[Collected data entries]
┏━━
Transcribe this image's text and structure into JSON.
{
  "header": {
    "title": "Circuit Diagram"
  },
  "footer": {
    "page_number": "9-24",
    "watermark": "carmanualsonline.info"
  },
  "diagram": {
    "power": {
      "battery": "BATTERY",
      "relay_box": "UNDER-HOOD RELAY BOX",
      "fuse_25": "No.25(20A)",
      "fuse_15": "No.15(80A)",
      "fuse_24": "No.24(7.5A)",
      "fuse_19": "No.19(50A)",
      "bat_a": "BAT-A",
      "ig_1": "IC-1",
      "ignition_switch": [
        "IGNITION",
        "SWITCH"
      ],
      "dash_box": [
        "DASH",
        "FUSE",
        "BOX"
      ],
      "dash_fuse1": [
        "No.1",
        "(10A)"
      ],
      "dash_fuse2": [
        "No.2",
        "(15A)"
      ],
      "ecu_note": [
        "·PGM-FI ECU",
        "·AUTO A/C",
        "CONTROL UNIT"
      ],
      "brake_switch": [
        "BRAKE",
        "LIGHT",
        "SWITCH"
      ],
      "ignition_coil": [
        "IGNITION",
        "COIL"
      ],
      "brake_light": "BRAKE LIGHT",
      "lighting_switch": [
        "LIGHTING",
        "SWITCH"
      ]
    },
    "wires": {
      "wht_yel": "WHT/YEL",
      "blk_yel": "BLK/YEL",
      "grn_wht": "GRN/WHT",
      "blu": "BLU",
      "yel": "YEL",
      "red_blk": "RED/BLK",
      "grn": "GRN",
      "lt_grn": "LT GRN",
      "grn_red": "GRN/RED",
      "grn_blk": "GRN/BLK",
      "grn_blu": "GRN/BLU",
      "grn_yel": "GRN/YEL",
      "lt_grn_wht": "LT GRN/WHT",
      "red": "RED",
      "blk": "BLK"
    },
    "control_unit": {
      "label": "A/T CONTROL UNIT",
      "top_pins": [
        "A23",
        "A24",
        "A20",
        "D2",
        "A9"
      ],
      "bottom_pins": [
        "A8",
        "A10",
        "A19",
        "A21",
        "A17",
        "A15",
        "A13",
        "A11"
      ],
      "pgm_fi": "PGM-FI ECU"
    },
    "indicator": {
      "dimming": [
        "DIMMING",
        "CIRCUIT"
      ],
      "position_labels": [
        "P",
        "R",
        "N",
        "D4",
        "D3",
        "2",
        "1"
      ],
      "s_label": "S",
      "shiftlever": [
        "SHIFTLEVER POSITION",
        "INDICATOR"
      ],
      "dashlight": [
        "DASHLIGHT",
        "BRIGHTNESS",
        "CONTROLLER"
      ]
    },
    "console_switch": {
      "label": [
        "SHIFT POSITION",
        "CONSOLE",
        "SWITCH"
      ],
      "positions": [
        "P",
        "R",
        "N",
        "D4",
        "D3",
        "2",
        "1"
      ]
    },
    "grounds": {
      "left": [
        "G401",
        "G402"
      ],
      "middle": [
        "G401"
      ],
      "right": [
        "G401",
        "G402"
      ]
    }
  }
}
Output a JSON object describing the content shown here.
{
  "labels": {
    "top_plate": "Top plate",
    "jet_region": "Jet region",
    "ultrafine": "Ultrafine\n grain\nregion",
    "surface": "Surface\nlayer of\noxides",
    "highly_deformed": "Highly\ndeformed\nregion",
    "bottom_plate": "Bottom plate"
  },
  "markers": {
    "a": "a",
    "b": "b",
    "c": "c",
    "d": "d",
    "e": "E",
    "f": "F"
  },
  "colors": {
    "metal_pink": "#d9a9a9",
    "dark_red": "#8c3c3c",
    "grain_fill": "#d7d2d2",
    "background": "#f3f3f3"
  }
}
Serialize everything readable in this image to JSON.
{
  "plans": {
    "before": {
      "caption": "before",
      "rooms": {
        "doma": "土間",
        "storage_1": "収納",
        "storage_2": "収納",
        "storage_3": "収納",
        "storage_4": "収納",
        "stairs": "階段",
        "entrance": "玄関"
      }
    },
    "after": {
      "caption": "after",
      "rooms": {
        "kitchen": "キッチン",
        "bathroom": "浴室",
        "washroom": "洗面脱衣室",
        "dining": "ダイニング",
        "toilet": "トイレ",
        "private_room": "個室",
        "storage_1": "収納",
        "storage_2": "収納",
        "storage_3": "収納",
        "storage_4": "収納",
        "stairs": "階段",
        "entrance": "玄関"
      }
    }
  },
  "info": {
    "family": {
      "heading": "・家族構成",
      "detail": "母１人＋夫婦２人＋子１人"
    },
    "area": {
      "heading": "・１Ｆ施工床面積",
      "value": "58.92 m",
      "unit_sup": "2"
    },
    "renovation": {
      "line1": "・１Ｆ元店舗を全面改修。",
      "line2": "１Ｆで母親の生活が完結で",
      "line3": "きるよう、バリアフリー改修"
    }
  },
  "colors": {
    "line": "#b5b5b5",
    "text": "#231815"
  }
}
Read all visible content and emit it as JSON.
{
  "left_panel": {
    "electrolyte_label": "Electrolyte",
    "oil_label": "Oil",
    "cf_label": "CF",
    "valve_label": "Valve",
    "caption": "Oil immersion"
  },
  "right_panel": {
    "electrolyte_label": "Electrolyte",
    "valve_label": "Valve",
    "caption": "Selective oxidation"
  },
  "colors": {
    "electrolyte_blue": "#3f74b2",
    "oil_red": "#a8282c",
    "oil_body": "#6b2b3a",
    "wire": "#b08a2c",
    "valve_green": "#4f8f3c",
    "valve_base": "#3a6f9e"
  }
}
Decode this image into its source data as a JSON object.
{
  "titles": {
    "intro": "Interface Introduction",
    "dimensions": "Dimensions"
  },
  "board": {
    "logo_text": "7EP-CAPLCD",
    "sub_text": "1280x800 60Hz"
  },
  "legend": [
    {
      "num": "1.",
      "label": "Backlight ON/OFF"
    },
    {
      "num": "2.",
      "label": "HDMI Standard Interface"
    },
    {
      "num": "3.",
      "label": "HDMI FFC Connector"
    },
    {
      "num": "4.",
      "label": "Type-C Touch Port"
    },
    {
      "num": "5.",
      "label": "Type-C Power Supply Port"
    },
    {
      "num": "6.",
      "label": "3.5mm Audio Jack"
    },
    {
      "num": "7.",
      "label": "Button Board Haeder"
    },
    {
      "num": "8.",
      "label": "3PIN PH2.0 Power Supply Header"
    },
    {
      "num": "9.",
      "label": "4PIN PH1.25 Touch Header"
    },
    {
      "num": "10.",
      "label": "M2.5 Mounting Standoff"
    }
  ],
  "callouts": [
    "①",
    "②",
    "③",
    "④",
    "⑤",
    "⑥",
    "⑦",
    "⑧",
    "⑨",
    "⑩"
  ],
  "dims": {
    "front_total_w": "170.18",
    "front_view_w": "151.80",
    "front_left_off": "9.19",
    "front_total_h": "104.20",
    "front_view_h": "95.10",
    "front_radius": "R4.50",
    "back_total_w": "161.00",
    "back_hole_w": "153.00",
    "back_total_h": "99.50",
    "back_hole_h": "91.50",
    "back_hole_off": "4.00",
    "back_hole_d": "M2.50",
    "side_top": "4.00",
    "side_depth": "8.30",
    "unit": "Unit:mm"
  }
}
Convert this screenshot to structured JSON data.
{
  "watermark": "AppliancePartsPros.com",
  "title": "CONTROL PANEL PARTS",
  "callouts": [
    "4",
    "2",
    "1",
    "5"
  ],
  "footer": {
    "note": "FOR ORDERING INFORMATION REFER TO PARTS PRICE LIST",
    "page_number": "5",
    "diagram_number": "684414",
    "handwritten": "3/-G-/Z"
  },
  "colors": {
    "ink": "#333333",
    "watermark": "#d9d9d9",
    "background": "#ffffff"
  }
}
┗━━
STATED TASK: Copy out all the entries shown above, character for character.

OUTPUT FOR THIS TASK:
Transcribe this image's text and structure into JSON.
{
  "header": {
    "title": "Circuit Diagram"
  },
  "footer": {
    "page_number": "9-24",
    "watermark": "carmanualsonline.info"
  },
  "diagram": {
    "power": {
      "battery": "BATTERY",
      "relay_box": "UNDER-HOOD RELAY BOX",
      "fuse_25": "No.25(20A)",
      "fuse_15": "No.15(80A)",
      "fuse_24": "No.24(7.5A)",
      "fuse_19": "No.19(50A)",
      "bat_a": "BAT-A",
      "ig_1": "IC-1",
      "ignition_switch": [
        "IGNITION",
        "SWITCH"
      ],
      "dash_box": [
        "DASH",
        "FUSE",
        "BOX"
      ],
      "dash_fuse1": [
        "No.1",
        "(10A)"
      ],
      "dash_fuse2": [
        "No.2",
        "(15A)"
      ],
      "ecu_note": [
        "·PGM-FI ECU",
        "·AUTO A/C",
        "CONTROL UNIT"
      ],
      "brake_switch": [
        "BRAKE",
        "LIGHT",
        "SWITCH"
      ],
      "ignition_coil": [
        "IGNITION",
        "COIL"
      ],
      "brake_light": "BRAKE LIGHT",
      "lighting_switch": [
        "LIGHTING",
        "SWITCH"
      ]
    },
    "wires": {
      "wht_yel": "WHT/YEL",
      "blk_yel": "BLK/YEL",
      "grn_wht": "GRN/WHT",
      "blu": "BLU",
      "yel": "YEL",
      "red_blk": "RED/BLK",
      "grn": "GRN",
      "lt_grn": "LT GRN",
      "grn_red": "GRN/RED",
      "grn_blk": "GRN/BLK",
      "grn_blu": "GRN/BLU",
      "grn_yel": "GRN/YEL",
      "lt_grn_wht": "LT GRN/WHT",
      "red": "RED",
      "blk": "BLK"
    },
    "control_unit": {
      "label": "A/T CONTROL UNIT",
      "top_pins": [
        "A23",
        "A24",
        "A20",
        "D2",
        "A9"
      ],
      "bottom_pins": [
        "A8",
        "A10",
        "A19",
        "A21",
        "A17",
        "A15",
        "A13",
        "A11"
      ],
      "pgm_fi": "PGM-FI ECU"
    },
    "indicator": {
      "dimming": [
        "DIMMING",
        "CIRCUIT"
      ],
      "position_labels": [
        "P",
        "R",
        "N",
        "D4",
        "D3",
        "2",
        "1"
      ],
      "s_label": "S",
      "shiftlever": [
        "SHIFTLEVER POSITION",
        "INDICATOR"
      ],
      "dashlight": [
        "DASHLIGHT",
        "BRIGHTNESS",
        "CONTROLLER"
      ]
    },
    "console_switch": {
      "label": [
        "SHIFT POSITION",
        "CONSOLE",
        "SWITCH"
      ],
      "positions": [
        "P",
        "R",
        "N",
        "D4",
        "D3",
        "2",
        "1"
      ]
    },
    "grounds": {
      "left": [
        "G401",
        "G402"
      ],
      "middle": [
        "G401"
      ],
      "right": [
        "G401",
        "G402"
      ]
    }
  }
}
Output a JSON object describing the content shown here.
{
  "labels": {
    "top_plate": "Top plate",
    "jet_region": "Jet region",
    "ultrafine": "Ultrafine\n grain\nregion",
    "surface": "Surface\nlayer of\noxides",
    "highly_deformed": "Highly\ndeformed\nregion",
    "bottom_plate": "Bottom plate"
  },
  "markers": {
    "a": "a",
    "b": "b",
    "c": "c",
    "d": "d",
    "e": "E",
    "f": "F"
  },
  "colors": {
    "metal_pink": "#d9a9a9",
    "dark_red": "#8c3c3c",
    "grain_fill": "#d7d2d2",
    "background": "#f3f3f3"
  }
}
Serialize everything readable in this image to JSON.
{
  "plans": {
    "before": {
      "caption": "before",
      "rooms": {
        "doma": "土間",
        "storage_1": "収納",
        "storage_2": "収納",
        "storage_3": "収納",
        "storage_4": "収納",
        "stairs": "階段",
        "entrance": "玄関"
      }
    },
    "after": {
      "caption": "after",
      "rooms": {
        "kitchen": "キッチン",
        "bathroom": "浴室",
        "washroom": "洗面脱衣室",
        "dining": "ダイニング",
        "toilet": "トイレ",
        "private_room": "個室",
        "storage_1": "収納",
        "storage_2": "収納",
        "storage_3": "収納",
        "storage_4": "収納",
        "stairs": "階段",
        "entrance": "玄関"
      }
    }
  },
  "info": {
    "family": {
      "heading": "・家族構成",
      "detail": "母１人＋夫婦２人＋子１人"
    },
    "area": {
      "heading": "・１Ｆ施工床面積",
      "value": "58.92 m",
      "unit_sup": "2"
    },
    "renovation": {
      "line1": "・１Ｆ元店舗を全面改修。",
      "line2": "１Ｆで母親の生活が完結で",
      "line3": "きるよう、バリアフリー改修"
    }
  },
  "colors": {
    "line": "#b5b5b5",
    "text": "#231815"
  }
}
Read all visible content and emit it as JSON.
{
  "left_panel": {
    "electrolyte_label": "Electrolyte",
    "oil_label": "Oil",
    "cf_label": "CF",
    "valve_label": "Valve",
    "caption": "Oil immersion"
  },
  "right_panel": {
    "electrolyte_label": "Electrolyte",
    "valve_label": "Valve",
    "caption": "Selective oxidation"
  },
  "colors": {
    "electrolyte_blue": "#3f74b2",
    "oil_red": "#a8282c",
    "oil_body": "#6b2b3a",
    "wire": "#b08a2c",
    "valve_green": "#4f8f3c",
    "valve_base": "#3a6f9e"
  }
}
Decode this image into its source data as a JSON object.
{
  "titles": {
    "intro": "Interface Introduction",
    "dimensions": "Dimensions"
  },
  "board": {
    "logo_text": "7EP-CAPLCD",
    "sub_text": "1280x800 60Hz"
  },
  "legend": [
    {
      "num": "1.",
      "label": "Backlight ON/OFF"
    },
    {
      "num": "2.",
      "label": "HDMI Standard Interface"
    },
    {
      "num": "3.",
      "label": "HDMI FFC Connector"
    },
    {
      "num": "4.",
      "label": "Type-C Touch Port"
    },
    {
      "num": "5.",
      "label": "Type-C Power Supply Port"
    },
    {
      "num": "6.",
      "label": "3.5mm Audio Jack"
    },
    {
      "num": "7.",
      "label": "Button Board Haeder"
    },
    {
      "num": "8.",
      "label": "3PIN PH2.0 Power Supply Header"
    },
    {
      "num": "9.",
      "label": "4PIN PH1.25 Touch Header"
    },
    {
      "num": "10.",
      "label": "M2.5 Mounting Standoff"
    }
  ],
  "callouts": [
    "①",
    "②",
    "③",
    "④",
    "⑤",
    "⑥",
    "⑦",
    "⑧",
    "⑨",
    "⑩"
  ],
  "dims": {
    "front_total_w": "170.18",
    "front_view_w": "151.80",
    "front_left_off": "9.19",
    "front_total_h": "104.20",
    "front_view_h": "95.10",
    "front_radius": "R4.50",
    "back_total_w": "161.00",
    "back_hole_w": "153.00",
    "back_total_h": "99.50",
    "back_hole_h": "91.50",
    "back_hole_off": "4.00",
    "back_hole_d": "M2.50",
    "side_top": "4.00",
    "side_depth": "8.30",
    "unit": "Unit:mm"
  }
}
Convert this screenshot to structured JSON data.
{
  "watermark": "AppliancePartsPros.com",
  "title": "CONTROL PANEL PARTS",
  "callouts": [
    "4",
    "2",
    "1",
    "5"
  ],
  "footer": {
    "note": "FOR ORDERING INFORMATION REFER TO PARTS PRICE LIST",
    "page_number": "5",
    "diagram_number": "684414",
    "handwritten": "3/-G-/Z"
  },
  "colors": {
    "ink": "#333333",
    "watermark": "#d9d9d9",
    "background": "#ffffff"
  }
}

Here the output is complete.